>> Start SUPPLIED ENTRIES

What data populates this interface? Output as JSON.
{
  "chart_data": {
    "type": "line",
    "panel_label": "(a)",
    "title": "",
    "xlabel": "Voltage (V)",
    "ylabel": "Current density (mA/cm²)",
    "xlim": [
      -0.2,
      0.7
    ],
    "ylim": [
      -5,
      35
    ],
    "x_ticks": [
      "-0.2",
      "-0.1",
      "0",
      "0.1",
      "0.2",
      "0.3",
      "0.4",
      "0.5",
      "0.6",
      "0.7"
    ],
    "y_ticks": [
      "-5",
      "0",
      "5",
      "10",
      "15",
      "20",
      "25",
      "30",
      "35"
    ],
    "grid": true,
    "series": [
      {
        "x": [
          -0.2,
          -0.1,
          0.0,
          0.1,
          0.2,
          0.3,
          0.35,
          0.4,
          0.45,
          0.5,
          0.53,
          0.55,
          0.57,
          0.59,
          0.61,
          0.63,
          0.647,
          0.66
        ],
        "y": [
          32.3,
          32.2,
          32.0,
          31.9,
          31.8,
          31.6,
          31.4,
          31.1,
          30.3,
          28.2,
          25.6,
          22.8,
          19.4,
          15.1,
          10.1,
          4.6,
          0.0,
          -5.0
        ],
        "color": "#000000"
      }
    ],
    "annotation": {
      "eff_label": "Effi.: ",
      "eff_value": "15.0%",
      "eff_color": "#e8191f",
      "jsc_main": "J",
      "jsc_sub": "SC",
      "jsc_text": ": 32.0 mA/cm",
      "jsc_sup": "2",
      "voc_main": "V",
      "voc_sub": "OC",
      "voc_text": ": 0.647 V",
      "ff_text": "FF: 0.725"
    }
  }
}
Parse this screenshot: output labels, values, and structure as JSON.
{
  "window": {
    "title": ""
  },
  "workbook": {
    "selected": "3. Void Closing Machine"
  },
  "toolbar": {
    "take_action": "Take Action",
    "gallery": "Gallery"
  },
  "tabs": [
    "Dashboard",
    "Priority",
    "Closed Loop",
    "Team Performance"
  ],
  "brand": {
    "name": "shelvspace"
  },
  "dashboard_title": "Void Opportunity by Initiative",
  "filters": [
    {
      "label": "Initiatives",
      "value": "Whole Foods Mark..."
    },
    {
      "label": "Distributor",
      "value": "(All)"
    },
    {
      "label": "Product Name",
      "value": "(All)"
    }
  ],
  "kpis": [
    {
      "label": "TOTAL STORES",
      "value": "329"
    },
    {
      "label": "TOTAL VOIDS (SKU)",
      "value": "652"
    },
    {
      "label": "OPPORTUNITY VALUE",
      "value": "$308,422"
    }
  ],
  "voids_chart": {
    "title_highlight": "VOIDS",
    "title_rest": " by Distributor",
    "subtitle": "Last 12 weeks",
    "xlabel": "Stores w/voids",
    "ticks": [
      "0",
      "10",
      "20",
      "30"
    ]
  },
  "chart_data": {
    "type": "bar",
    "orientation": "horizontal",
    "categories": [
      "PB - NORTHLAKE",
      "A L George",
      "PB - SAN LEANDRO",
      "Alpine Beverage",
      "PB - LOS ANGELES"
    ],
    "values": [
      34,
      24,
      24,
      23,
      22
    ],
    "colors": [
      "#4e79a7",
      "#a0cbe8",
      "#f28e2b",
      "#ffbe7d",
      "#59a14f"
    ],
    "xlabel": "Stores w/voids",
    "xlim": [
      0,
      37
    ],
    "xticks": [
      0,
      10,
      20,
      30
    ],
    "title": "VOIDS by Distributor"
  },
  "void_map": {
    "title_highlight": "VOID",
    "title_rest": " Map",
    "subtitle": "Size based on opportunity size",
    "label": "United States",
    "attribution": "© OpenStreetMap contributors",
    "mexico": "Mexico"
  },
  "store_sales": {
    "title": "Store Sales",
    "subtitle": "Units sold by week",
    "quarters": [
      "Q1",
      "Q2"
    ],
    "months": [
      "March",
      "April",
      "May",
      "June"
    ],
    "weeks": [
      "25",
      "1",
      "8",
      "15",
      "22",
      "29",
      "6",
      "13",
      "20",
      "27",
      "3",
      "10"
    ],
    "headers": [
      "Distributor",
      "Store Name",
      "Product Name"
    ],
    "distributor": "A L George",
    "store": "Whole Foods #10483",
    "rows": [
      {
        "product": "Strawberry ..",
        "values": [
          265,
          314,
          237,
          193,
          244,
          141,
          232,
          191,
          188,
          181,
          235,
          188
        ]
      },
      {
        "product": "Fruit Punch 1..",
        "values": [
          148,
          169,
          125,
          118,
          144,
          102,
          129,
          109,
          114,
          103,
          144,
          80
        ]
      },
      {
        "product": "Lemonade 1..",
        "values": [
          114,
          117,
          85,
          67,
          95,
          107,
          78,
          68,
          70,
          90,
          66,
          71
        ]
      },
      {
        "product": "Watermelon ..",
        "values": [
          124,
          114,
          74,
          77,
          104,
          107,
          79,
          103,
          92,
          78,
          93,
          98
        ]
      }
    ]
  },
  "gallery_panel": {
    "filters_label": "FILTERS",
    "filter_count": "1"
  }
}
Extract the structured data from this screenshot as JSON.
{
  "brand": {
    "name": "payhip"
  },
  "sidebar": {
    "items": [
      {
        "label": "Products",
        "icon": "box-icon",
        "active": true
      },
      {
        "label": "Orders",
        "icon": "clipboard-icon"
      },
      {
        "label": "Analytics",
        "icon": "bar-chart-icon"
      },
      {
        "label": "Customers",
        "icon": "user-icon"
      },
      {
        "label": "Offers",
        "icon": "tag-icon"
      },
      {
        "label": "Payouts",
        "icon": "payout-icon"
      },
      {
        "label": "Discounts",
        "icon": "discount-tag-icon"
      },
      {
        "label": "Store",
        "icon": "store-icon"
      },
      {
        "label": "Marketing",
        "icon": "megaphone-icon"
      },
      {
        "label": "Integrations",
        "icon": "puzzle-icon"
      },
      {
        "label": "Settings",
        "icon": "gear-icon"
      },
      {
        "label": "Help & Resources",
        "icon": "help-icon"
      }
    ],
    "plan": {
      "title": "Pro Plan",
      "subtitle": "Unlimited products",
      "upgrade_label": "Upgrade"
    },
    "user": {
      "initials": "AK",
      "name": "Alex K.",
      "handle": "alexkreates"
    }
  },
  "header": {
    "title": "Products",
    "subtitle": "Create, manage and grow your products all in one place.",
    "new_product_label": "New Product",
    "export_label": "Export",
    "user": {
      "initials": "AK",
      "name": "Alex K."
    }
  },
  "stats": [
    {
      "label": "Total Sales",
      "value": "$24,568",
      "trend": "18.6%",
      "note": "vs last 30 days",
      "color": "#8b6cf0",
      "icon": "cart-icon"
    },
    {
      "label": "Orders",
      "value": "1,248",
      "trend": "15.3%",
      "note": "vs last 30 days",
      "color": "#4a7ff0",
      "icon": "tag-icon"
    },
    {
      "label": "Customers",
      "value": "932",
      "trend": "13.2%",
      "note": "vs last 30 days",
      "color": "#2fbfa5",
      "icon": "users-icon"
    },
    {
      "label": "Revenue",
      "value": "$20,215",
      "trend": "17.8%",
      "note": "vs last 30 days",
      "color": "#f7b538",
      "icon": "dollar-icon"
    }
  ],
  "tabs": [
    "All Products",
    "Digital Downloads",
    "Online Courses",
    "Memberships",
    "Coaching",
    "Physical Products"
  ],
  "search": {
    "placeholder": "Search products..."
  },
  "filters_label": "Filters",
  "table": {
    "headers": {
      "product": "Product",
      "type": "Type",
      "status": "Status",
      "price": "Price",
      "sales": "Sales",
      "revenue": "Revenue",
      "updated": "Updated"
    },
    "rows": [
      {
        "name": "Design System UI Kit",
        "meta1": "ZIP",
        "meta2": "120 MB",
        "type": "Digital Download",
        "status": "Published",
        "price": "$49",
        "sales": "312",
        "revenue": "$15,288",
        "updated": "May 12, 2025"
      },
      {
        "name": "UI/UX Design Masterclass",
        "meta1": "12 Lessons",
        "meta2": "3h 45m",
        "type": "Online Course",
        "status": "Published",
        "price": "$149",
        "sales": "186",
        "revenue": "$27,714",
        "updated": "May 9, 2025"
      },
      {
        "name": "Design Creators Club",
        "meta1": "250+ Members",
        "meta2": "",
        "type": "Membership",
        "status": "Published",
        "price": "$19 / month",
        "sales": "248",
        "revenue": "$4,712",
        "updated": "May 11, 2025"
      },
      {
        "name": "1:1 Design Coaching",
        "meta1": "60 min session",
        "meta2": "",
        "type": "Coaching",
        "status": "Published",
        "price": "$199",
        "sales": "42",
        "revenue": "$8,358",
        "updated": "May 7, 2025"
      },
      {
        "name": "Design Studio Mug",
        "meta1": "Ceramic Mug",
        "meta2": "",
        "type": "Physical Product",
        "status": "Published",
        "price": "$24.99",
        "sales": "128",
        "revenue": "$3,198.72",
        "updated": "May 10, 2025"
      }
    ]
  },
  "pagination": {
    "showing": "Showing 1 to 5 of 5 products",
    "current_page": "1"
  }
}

>> End SUPPLIED ENTRIES

## [DIRECTION]
Reproduce each line of the material containing the word "Physical".

## [THE RESULT]
    "Physical Products"
        "type": "Physical Product",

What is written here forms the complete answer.